→ THE PROBLEM
Make an exact copy of the entries below with the pictures removed.

[Dataset records]
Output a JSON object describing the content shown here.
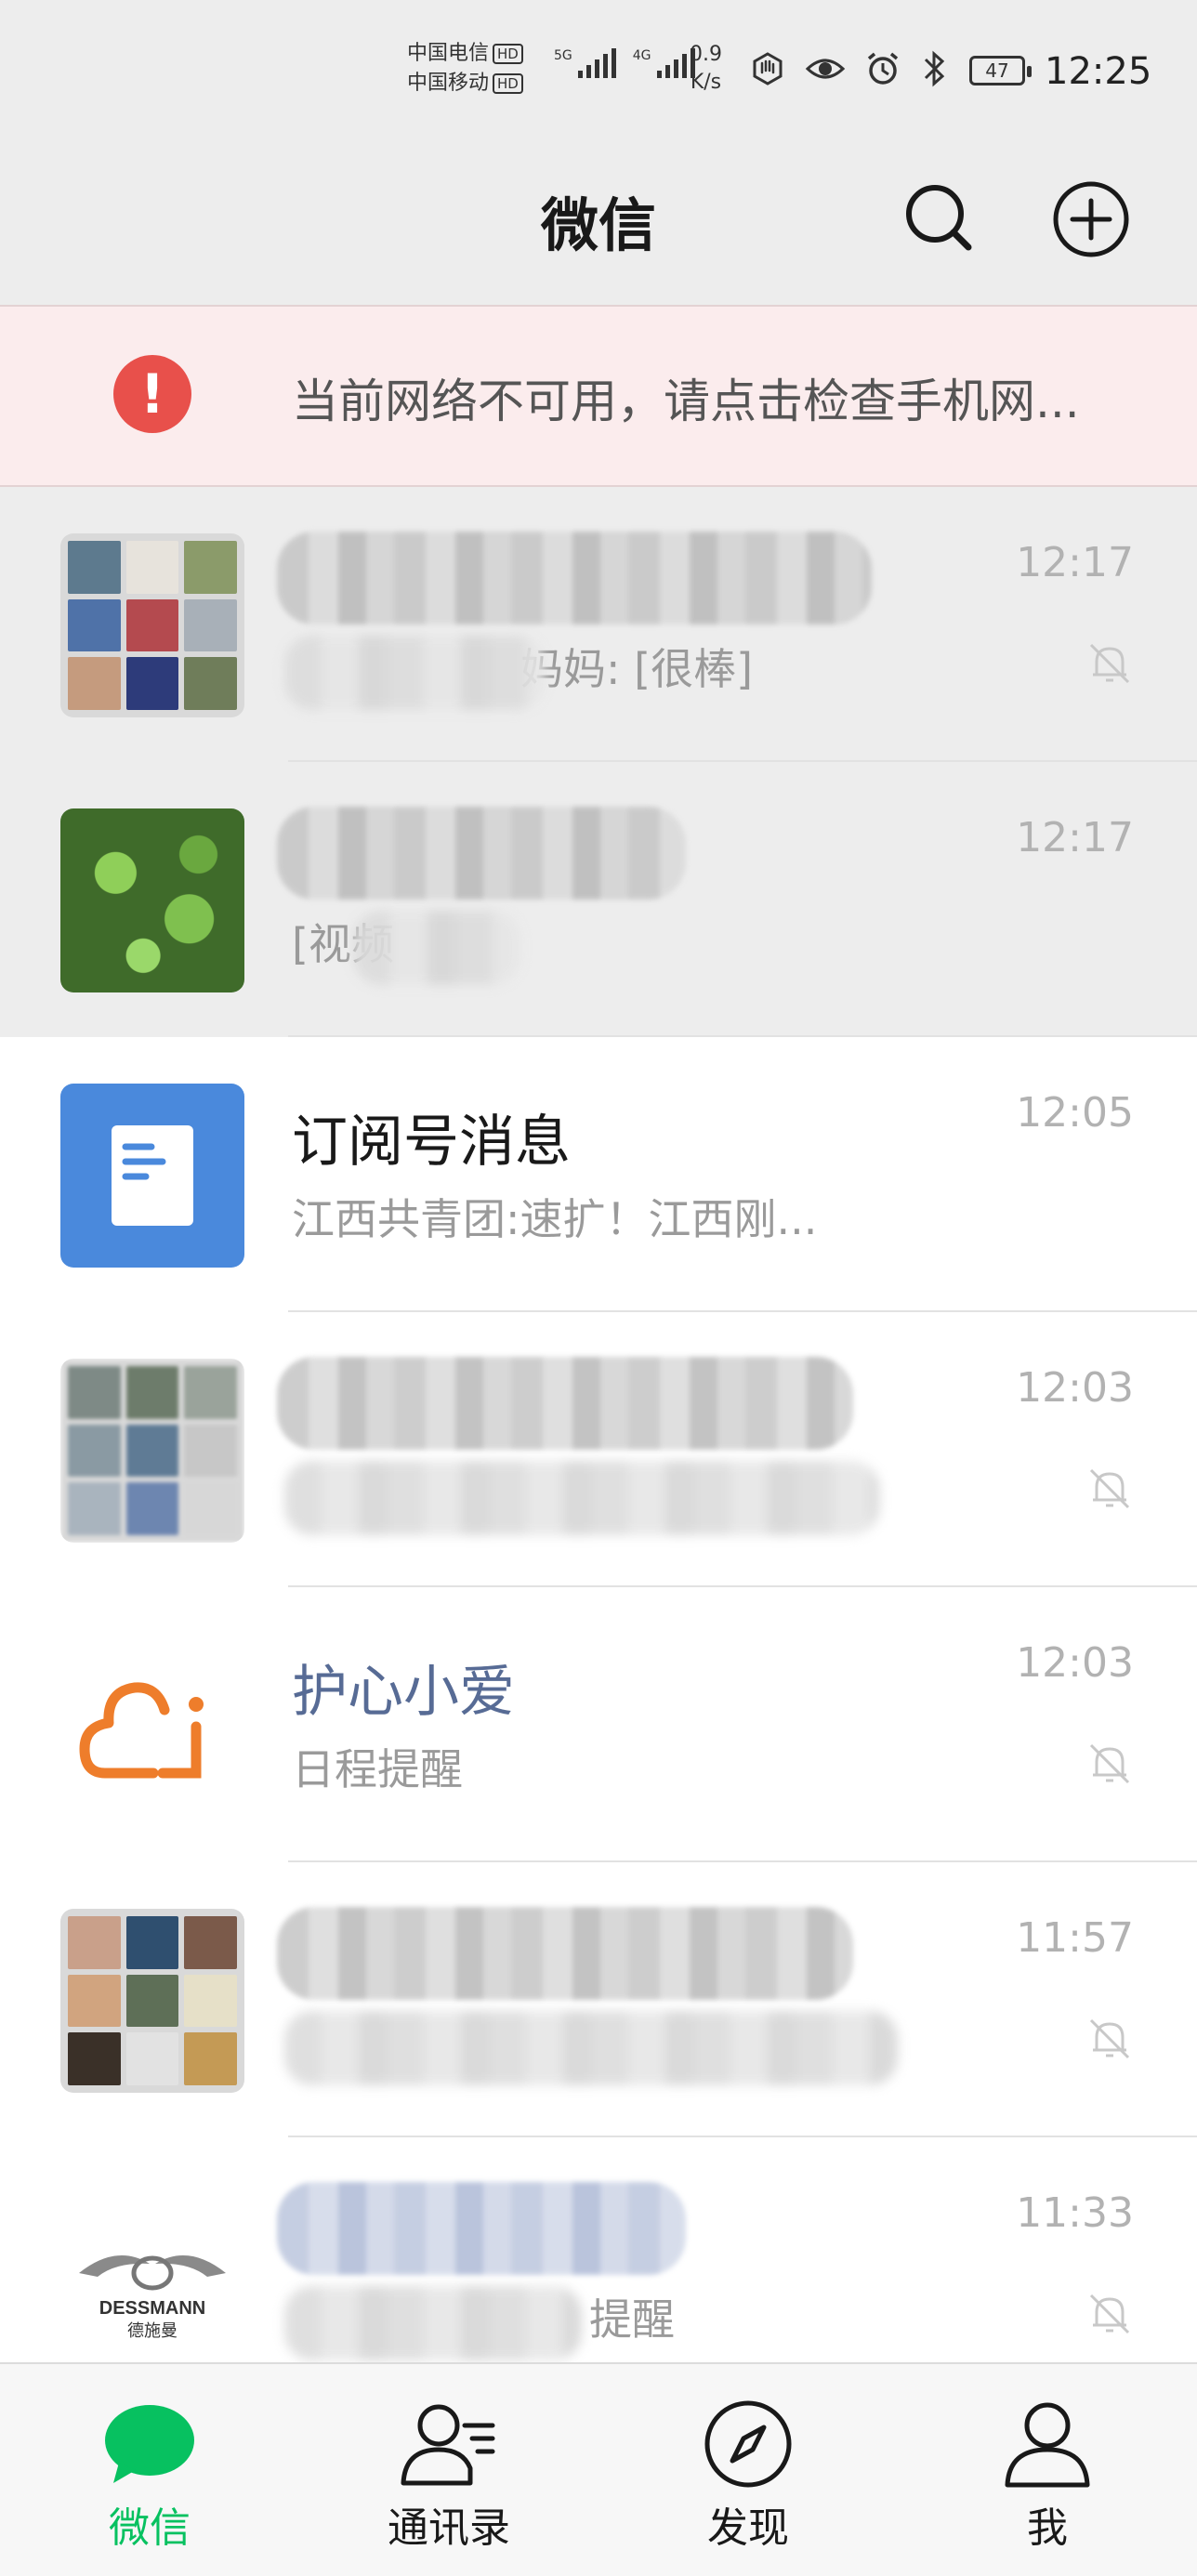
{
  "status_bar": {
    "carrier1": "中国电信",
    "carrier2": "中国移动",
    "hd_badge": "HD",
    "net1_label": "5G",
    "net2_label": "4G",
    "speed_value": "0.9",
    "speed_unit": "K/s",
    "battery": "47",
    "time": "12:25"
  },
  "header": {
    "title": "微信",
    "search_icon": "search-icon",
    "add_icon": "plus-circle-icon"
  },
  "banner": {
    "icon": "!",
    "text": "当前网络不可用，请点击检查手机网..."
  },
  "chats": [
    {
      "time": "12:17",
      "preview_fragment": "妈妈: [很棒]",
      "muted": true
    },
    {
      "time": "12:17",
      "preview_fragment": "[视频",
      "muted": false
    },
    {
      "name": "订阅号消息",
      "preview": "江西共青团:速扩！江西刚...",
      "time": "12:05",
      "muted": false
    },
    {
      "time": "12:03",
      "muted": true
    },
    {
      "name": "护心小爱",
      "preview": "日程提醒",
      "time": "12:03",
      "muted": true
    },
    {
      "time": "11:57",
      "muted": true
    },
    {
      "time": "11:33",
      "preview_fragment": "提醒",
      "muted": true
    }
  ],
  "avatar_dessmann": {
    "brand": "DESSMANN",
    "brand_cn": "德施曼"
  },
  "tabs": [
    {
      "label": "微信",
      "icon": "chat-bubble-icon",
      "active": true
    },
    {
      "label": "通讯录",
      "icon": "contacts-icon",
      "active": false
    },
    {
      "label": "发现",
      "icon": "compass-icon",
      "active": false
    },
    {
      "label": "我",
      "icon": "person-icon",
      "active": false
    }
  ],
  "colors": {
    "brand_green": "#07c160",
    "alert_red": "#e8504b",
    "official_blue": "#576b95",
    "header_bg": "#ededed"
  }
}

→ WRITTEN REPLY
Output a JSON object describing the content shown here.
{
  "status_bar": {
    "carrier1": "中国电信",
    "carrier2": "中国移动",
    "hd_badge": "HD",
    "net1_label": "5G",
    "net2_label": "4G",
    "speed_value": "0.9",
    "speed_unit": "K/s",
    "battery": "47",
    "time": "12:25"
  },
  "header": {
    "title": "微信",
    "search_icon": "search-icon",
    "add_icon": "plus-circle-icon"
  },
  "banner": {
    "icon": "!",
    "text": "当前网络不可用，请点击检查手机网..."
  },
  "chats": [
    {
      "time": "12:17",
      "preview_fragment": "妈妈: [很棒]",
      "muted": true
    },
    {
      "time": "12:17",
      "preview_fragment": "[视频",
      "muted": false
    },
    {
      "name": "订阅号消息",
      "preview": "江西共青团:速扩！江西刚...",
      "time": "12:05",
      "muted": false
    },
    {
      "time": "12:03",
      "muted": true
    },
    {
      "name": "护心小爱",
      "preview": "日程提醒",
      "time": "12:03",
      "muted": true
    },
    {
      "time": "11:57",
      "muted": true
    },
    {
      "time": "11:33",
      "preview_fragment": "提醒",
      "muted": true
    }
  ],
  "avatar_dessmann": {
    "brand": "DESSMANN",
    "brand_cn": "德施曼"
  },
  "tabs": [
    {
      "label": "微信",
      "icon": "chat-bubble-icon",
      "active": true
    },
    {
      "label": "通讯录",
      "icon": "contacts-icon",
      "active": false
    },
    {
      "label": "发现",
      "icon": "compass-icon",
      "active": false
    },
    {
      "label": "我",
      "icon": "person-icon",
      "active": false
    }
  ],
  "colors": {
    "brand_green": "#07c160",
    "alert_red": "#e8504b",
    "official_blue": "#576b95",
    "header_bg": "#ededed"
  }
}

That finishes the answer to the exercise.